Given instruction
Review the material and extract every line in which the word "this" occurs.

---------- Source data

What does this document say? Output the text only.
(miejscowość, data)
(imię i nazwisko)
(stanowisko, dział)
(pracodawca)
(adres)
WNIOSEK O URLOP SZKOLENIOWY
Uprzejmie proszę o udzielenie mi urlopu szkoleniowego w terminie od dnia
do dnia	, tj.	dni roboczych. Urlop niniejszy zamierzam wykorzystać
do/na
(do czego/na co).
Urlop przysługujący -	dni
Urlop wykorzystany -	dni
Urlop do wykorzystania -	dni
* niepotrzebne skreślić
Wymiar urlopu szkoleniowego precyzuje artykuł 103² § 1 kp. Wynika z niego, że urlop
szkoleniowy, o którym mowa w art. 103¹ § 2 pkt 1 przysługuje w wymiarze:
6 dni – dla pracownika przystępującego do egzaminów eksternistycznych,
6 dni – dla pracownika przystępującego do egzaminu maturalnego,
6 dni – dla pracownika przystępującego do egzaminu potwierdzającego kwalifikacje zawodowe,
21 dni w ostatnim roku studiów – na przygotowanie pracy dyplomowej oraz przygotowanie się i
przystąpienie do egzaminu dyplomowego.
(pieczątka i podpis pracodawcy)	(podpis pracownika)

--------------------
---------- Source data

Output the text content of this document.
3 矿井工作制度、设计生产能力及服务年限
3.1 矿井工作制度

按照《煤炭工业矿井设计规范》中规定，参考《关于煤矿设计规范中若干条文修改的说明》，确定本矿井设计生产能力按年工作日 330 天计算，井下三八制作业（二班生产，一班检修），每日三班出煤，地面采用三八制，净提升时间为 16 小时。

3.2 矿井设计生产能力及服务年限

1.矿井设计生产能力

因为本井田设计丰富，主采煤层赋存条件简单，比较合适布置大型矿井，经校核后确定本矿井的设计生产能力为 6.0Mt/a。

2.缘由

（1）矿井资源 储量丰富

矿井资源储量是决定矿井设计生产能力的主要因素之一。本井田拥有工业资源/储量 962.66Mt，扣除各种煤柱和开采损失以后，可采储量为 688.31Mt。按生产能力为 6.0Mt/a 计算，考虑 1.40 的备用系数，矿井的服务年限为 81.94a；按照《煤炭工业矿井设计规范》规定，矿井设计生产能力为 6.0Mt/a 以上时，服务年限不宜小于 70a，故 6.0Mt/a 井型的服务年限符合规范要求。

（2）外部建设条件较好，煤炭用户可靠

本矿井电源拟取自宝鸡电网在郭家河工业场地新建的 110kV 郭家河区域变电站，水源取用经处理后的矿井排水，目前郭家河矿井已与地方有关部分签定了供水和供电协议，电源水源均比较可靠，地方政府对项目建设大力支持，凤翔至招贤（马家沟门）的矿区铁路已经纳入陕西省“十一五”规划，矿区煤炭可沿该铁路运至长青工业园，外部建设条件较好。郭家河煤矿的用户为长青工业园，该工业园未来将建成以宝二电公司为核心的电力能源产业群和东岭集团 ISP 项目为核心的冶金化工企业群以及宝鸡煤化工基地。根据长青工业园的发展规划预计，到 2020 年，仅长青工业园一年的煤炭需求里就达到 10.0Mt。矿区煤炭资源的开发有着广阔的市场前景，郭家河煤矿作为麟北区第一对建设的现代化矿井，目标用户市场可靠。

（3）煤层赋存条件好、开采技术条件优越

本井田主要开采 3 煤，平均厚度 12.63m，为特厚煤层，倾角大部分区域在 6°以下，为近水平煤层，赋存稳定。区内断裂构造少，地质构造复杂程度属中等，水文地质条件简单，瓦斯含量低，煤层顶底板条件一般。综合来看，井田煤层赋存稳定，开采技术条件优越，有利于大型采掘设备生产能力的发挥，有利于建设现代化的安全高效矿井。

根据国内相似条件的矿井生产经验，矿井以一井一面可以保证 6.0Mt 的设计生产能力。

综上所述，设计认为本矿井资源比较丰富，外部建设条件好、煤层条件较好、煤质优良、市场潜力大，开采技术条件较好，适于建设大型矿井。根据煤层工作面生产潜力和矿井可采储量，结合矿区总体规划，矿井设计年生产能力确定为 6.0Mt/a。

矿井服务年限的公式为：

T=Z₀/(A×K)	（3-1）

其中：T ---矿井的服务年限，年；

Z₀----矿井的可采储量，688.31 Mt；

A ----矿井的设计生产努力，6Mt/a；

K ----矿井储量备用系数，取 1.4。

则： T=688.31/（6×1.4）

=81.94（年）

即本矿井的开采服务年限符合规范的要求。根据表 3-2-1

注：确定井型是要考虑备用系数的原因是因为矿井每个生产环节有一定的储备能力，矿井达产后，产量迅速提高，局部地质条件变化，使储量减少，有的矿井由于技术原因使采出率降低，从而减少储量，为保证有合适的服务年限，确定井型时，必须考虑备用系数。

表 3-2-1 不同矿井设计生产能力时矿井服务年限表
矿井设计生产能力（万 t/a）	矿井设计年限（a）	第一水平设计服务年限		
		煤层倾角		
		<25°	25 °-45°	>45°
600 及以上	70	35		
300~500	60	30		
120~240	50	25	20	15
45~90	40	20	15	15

--------------------

The result
What does this document say? Output the text only.
Output the text content of this document.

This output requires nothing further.